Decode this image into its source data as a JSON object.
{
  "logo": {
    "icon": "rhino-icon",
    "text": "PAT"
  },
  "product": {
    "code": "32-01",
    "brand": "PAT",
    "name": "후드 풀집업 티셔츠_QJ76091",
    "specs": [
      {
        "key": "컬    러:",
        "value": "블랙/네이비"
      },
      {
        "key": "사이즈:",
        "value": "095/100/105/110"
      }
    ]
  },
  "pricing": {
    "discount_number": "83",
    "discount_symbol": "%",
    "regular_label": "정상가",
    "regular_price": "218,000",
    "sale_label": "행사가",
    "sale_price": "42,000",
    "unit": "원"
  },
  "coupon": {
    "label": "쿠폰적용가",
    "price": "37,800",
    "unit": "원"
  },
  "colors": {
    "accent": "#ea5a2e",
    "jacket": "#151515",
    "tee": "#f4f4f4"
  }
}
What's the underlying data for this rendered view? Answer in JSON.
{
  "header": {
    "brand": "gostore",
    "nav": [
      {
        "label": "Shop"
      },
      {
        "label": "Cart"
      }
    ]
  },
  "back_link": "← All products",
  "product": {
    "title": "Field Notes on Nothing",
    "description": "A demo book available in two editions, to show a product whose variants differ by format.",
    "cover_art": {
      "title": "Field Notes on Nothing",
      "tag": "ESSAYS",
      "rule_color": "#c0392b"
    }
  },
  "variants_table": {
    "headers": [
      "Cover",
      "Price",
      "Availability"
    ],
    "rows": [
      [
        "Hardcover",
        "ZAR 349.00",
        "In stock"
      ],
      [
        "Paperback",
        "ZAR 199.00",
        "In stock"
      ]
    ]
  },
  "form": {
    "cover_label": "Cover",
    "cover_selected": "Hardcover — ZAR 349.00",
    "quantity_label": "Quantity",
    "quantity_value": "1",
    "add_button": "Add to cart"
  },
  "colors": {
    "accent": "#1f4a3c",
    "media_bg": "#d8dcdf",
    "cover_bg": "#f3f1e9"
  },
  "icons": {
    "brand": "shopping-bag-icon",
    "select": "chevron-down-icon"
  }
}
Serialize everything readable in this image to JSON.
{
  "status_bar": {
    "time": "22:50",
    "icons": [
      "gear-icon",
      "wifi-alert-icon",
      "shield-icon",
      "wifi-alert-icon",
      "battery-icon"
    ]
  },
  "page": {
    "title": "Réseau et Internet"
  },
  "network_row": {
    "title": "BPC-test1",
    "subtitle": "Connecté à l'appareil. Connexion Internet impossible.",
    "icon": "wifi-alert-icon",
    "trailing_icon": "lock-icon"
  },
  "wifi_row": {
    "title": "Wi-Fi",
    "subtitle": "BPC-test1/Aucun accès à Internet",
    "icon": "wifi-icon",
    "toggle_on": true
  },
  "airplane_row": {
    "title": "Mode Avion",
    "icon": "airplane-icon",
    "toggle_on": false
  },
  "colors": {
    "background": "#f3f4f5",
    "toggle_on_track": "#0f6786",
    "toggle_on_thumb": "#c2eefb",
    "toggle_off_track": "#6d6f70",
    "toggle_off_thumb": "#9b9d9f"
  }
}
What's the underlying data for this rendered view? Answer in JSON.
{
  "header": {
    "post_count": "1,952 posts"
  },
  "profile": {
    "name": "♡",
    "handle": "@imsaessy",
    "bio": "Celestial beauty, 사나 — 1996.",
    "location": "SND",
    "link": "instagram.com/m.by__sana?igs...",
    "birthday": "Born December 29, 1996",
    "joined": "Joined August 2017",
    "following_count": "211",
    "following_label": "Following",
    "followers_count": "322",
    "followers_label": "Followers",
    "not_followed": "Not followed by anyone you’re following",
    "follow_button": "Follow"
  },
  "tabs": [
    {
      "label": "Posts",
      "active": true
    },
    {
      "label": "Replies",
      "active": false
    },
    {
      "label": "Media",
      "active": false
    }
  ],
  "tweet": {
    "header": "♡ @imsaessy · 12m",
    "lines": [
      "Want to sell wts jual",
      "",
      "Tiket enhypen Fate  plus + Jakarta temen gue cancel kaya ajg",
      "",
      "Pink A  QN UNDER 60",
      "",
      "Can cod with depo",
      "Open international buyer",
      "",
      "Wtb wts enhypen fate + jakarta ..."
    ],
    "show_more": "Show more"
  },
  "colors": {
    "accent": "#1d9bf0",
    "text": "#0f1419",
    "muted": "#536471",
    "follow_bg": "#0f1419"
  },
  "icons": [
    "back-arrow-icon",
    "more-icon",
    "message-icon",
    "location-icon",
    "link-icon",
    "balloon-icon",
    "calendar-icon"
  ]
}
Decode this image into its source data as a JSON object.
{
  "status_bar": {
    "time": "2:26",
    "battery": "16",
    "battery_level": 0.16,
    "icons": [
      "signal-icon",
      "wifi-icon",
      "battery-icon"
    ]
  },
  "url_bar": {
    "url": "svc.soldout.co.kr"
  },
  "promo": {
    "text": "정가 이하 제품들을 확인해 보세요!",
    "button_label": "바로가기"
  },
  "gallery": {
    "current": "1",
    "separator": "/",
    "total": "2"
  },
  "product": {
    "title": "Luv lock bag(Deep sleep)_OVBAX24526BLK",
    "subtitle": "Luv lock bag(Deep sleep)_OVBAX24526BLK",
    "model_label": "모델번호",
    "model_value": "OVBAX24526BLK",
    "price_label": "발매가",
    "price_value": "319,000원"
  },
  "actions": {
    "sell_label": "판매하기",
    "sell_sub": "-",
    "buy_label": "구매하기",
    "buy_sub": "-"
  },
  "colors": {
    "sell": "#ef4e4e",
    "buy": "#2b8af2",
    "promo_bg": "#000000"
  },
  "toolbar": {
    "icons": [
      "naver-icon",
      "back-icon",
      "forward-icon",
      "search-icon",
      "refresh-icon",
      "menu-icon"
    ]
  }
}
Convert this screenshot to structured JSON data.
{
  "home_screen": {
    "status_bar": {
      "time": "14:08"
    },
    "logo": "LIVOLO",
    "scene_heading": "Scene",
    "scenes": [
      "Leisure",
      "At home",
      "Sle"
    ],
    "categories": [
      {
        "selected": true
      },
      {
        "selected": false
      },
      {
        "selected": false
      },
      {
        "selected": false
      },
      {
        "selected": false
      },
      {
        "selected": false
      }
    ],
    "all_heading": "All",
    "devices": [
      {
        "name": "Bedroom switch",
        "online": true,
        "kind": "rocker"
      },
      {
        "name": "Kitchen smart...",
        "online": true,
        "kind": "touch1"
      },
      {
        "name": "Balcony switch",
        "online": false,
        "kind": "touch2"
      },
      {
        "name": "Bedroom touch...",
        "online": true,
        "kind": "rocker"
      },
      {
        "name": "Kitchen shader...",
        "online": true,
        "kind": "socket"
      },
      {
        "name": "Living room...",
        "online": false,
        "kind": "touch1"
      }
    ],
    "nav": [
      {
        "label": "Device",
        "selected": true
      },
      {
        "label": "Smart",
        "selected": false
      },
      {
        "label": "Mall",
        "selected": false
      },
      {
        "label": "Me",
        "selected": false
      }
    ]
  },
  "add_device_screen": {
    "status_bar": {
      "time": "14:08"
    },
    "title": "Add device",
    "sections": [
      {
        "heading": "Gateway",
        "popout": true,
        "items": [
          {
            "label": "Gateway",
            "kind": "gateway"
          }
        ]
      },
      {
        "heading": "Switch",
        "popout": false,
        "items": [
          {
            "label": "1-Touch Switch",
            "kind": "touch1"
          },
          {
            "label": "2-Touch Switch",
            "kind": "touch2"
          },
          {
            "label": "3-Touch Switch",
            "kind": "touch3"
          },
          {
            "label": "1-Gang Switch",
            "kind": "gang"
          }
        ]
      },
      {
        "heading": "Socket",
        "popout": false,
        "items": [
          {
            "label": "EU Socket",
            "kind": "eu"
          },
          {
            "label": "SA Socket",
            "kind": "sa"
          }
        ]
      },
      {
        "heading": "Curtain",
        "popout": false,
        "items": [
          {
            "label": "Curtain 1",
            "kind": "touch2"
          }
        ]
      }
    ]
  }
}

Brief: Out of the preceding entries, pull every line containing the string "time".

Right answer:
    "time": "22:50",
    "time": "2:26",
      "time": "14:08"
      "time": "14:08"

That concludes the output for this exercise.